Requirement :: Write out the records below verbatim, leaving out the pictures.

Data section ::
------

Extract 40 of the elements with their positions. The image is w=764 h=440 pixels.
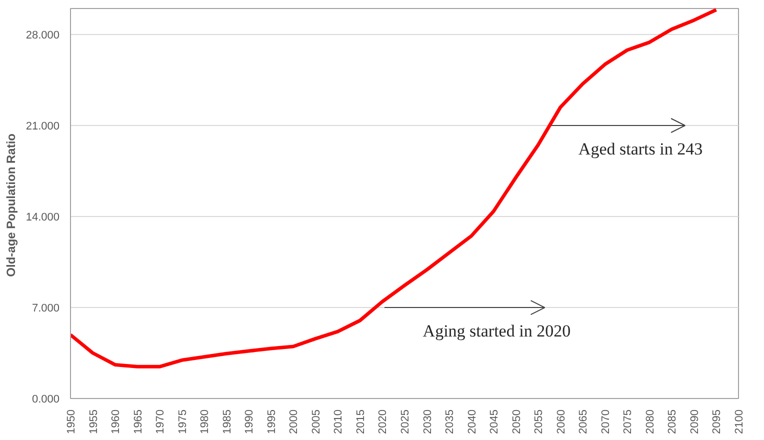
x-tick-label: 2100 [734, 409, 746, 434]
x-tick-label: 1995 [266, 409, 278, 434]
x-tick-label: 2030 [422, 409, 434, 434]
x-tick-label: 2045 [488, 409, 501, 434]
y-tick-label: 28.000 [26, 30, 60, 42]
x-tick-label: 2050 [510, 409, 523, 434]
x-tick-label: 2025 [400, 409, 412, 434]
x-tick-label: 2000 [288, 409, 300, 434]
x-tick-label: 2005 [310, 409, 322, 434]
x-tick-label: 2060 [555, 409, 568, 434]
x-tick-label: 2075 [622, 409, 634, 434]
line-series [70, 8, 718, 368]
y-tick-label: 14.000 [26, 212, 60, 224]
x-tick-label: 2015 [354, 409, 367, 434]
x-tick-label: 2085 [666, 409, 679, 434]
x-tick-label: 2095 [711, 409, 724, 434]
x-tick-label: 2035 [444, 409, 456, 434]
x-tick-label: 2080 [644, 409, 656, 434]
x-tick-label: 2020 [377, 409, 390, 434]
x-tick-label: 1975 [176, 409, 189, 434]
x-tick-label: 1950 [66, 409, 78, 434]
x-tick-label: 2040 [466, 409, 478, 434]
x-tick-label: 2010 [332, 409, 345, 434]
x-tick-label: 1970 [154, 409, 167, 434]
y-tick-label: 7.000 [32, 302, 60, 314]
x-tick-label: 1965 [132, 409, 144, 434]
y-axis-title: Old-age Population Ratio [4, 133, 18, 277]
x-tick-label: 2055 [533, 409, 546, 434]
y-tick-label: 0.000 [32, 394, 60, 406]
x-tick-label: 1960 [110, 409, 122, 434]
x-tick-label: 1955 [88, 409, 100, 434]
x-tick-label: 2090 [688, 409, 701, 434]
x-tick-label: 1980 [199, 409, 212, 434]
x-tick-label: 2065 [578, 409, 590, 434]
x-tick-label: 2070 [600, 409, 612, 434]
x-tick-label: 1985 [221, 409, 234, 434]
y-tick-label: 21.000 [26, 120, 60, 132]
annotation: Aging started in 2020 [422, 322, 571, 341]
annotation: Aged starts in 243 [578, 140, 703, 158]
x-tick-label: 1990 [244, 409, 256, 434]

------

Reply to the task ::
Extract 40 of the elements with their positions. The image is w=764 h=440 pixels.
x-tick-label: 2100 [734, 409, 746, 434]
x-tick-label: 1995 [266, 409, 278, 434]
x-tick-label: 2030 [422, 409, 434, 434]
x-tick-label: 2045 [488, 409, 501, 434]
y-tick-label: 28.000 [26, 30, 60, 42]
x-tick-label: 2050 [510, 409, 523, 434]
x-tick-label: 2025 [400, 409, 412, 434]
x-tick-label: 2000 [288, 409, 300, 434]
x-tick-label: 2005 [310, 409, 322, 434]
x-tick-label: 2060 [555, 409, 568, 434]
x-tick-label: 2075 [622, 409, 634, 434]
line-series [70, 8, 718, 368]
y-tick-label: 14.000 [26, 212, 60, 224]
x-tick-label: 2015 [354, 409, 367, 434]
x-tick-label: 2085 [666, 409, 679, 434]
x-tick-label: 2095 [711, 409, 724, 434]
x-tick-label: 2035 [444, 409, 456, 434]
x-tick-label: 2080 [644, 409, 656, 434]
x-tick-label: 2020 [377, 409, 390, 434]
x-tick-label: 1975 [176, 409, 189, 434]
x-tick-label: 1950 [66, 409, 78, 434]
x-tick-label: 2040 [466, 409, 478, 434]
x-tick-label: 2010 [332, 409, 345, 434]
x-tick-label: 1970 [154, 409, 167, 434]
y-tick-label: 7.000 [32, 302, 60, 314]
x-tick-label: 1965 [132, 409, 144, 434]
y-axis-title: Old-age Population Ratio [4, 133, 18, 277]
x-tick-label: 2055 [533, 409, 546, 434]
y-tick-label: 0.000 [32, 394, 60, 406]
x-tick-label: 1960 [110, 409, 122, 434]
x-tick-label: 1955 [88, 409, 100, 434]
x-tick-label: 2090 [688, 409, 701, 434]
x-tick-label: 1980 [199, 409, 212, 434]
x-tick-label: 2065 [578, 409, 590, 434]
x-tick-label: 2070 [600, 409, 612, 434]
x-tick-label: 1985 [221, 409, 234, 434]
y-tick-label: 21.000 [26, 120, 60, 132]
annotation: Aging started in 2020 [422, 322, 571, 341]
annotation: Aged starts in 243 [578, 140, 703, 158]
x-tick-label: 1990 [244, 409, 256, 434]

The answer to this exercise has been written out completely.